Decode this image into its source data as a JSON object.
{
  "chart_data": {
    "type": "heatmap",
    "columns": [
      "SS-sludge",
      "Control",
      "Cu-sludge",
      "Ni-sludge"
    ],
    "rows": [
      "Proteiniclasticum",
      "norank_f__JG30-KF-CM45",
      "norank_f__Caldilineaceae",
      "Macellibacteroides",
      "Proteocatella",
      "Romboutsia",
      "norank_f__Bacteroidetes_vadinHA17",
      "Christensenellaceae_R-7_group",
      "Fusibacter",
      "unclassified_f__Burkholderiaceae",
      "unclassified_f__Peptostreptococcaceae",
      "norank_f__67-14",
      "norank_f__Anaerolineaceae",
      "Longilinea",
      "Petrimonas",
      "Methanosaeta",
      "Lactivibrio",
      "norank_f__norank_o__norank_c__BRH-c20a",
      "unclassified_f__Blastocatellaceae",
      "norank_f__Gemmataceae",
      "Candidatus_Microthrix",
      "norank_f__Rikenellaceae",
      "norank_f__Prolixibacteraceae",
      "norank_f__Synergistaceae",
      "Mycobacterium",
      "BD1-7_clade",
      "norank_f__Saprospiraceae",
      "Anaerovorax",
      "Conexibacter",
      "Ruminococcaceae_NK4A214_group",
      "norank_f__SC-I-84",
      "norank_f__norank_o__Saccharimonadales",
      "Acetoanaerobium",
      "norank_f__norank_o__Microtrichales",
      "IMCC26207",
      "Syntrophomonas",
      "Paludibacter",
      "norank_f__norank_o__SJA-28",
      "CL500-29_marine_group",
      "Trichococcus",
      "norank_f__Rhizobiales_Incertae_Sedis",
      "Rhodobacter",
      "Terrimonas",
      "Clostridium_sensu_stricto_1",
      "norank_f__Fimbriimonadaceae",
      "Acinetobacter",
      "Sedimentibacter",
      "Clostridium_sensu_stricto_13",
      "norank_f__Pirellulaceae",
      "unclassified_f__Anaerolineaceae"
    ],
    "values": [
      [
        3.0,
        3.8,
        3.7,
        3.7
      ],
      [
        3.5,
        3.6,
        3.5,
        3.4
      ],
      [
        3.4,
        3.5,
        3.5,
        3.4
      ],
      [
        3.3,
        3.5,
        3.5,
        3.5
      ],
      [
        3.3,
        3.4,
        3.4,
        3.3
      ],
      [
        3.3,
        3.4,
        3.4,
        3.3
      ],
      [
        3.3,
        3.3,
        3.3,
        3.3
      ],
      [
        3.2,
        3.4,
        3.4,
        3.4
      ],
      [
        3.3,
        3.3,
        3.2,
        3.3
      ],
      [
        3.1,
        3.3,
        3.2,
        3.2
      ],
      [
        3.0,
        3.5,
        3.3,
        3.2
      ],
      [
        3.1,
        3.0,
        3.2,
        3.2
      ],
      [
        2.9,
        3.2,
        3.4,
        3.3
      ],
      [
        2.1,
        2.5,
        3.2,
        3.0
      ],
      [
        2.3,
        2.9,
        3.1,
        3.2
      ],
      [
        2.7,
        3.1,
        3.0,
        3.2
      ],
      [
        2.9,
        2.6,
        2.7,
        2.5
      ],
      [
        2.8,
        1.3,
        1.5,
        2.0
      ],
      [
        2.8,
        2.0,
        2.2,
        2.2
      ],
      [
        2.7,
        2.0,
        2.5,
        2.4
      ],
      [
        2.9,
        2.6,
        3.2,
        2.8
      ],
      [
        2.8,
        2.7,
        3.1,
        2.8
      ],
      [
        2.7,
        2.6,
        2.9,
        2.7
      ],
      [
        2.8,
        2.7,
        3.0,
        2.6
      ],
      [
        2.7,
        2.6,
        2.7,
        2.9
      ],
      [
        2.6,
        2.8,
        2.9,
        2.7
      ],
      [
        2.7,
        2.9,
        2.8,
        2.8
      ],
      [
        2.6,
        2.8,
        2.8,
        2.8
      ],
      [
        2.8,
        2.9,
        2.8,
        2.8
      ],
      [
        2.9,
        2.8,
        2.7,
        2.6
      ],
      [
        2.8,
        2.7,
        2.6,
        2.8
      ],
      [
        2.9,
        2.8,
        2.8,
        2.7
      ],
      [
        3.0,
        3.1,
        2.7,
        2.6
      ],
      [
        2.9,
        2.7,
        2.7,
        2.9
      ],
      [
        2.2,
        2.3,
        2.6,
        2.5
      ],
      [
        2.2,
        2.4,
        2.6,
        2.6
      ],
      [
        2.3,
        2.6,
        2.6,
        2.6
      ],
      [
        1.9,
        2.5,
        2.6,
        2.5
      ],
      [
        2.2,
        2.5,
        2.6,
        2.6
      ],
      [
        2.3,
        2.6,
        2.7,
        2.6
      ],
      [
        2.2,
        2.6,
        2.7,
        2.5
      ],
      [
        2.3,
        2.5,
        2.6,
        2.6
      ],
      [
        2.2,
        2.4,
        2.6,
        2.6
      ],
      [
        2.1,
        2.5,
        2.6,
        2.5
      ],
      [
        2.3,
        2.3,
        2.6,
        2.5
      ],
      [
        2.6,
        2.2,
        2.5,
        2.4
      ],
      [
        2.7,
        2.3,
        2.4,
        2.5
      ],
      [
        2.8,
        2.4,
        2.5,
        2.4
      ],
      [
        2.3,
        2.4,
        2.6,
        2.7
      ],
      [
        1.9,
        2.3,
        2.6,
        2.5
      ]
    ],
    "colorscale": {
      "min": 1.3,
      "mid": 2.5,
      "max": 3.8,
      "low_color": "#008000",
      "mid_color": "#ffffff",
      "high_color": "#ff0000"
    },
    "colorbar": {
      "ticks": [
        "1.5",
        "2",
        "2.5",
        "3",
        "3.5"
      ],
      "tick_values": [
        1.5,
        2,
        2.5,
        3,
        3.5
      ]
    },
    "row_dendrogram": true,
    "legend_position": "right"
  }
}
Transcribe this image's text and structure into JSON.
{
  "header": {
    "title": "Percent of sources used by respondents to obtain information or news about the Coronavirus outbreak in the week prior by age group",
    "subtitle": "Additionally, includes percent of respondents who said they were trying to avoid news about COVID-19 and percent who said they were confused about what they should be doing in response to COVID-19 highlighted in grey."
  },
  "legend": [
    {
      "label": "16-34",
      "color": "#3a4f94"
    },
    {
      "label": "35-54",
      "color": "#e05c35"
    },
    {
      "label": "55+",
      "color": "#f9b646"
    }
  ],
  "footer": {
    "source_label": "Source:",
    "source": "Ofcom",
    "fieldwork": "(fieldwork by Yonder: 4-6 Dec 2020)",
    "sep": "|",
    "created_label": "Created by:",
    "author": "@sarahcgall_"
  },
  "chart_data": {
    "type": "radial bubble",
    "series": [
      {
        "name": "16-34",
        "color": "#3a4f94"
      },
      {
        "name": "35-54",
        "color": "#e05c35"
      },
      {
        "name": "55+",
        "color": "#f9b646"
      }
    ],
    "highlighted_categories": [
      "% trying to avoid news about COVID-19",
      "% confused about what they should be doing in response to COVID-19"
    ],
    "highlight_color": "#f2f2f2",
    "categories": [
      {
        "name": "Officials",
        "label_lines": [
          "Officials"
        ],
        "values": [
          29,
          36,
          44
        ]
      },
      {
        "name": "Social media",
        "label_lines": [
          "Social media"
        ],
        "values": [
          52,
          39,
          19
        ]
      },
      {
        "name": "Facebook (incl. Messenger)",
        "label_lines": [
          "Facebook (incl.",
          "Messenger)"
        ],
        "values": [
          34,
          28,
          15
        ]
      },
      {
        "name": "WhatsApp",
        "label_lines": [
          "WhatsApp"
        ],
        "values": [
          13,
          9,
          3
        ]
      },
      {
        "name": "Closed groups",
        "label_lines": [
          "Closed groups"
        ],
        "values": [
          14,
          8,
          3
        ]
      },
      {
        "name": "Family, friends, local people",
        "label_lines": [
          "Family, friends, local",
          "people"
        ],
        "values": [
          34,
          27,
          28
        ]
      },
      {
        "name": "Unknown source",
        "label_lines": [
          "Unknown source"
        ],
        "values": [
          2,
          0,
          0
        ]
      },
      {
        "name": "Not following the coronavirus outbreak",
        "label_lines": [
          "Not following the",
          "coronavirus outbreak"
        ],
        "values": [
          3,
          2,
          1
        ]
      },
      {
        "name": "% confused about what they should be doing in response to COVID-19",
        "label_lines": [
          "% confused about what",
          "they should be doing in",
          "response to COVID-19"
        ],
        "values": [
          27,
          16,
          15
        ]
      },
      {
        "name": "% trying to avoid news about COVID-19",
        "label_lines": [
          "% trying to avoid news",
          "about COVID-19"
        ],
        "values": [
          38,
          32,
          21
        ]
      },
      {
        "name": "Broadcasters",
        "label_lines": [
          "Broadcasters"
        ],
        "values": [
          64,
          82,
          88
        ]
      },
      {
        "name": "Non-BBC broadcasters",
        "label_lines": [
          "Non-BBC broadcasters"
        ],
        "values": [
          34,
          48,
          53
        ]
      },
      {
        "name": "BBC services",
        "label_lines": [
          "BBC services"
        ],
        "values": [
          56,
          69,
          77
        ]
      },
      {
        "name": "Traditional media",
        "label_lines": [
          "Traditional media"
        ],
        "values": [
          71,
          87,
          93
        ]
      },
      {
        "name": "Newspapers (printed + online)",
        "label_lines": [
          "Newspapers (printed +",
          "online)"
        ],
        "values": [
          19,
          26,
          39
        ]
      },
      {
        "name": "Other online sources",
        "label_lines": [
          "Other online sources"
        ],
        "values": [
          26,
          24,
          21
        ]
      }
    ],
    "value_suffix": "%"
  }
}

***

▶ Requirement
If a line in the records contains the word "media", copy it.

▶ The completed task
        "name": "Social media",
          "Social media"
        "name": "Traditional media",
          "Traditional media"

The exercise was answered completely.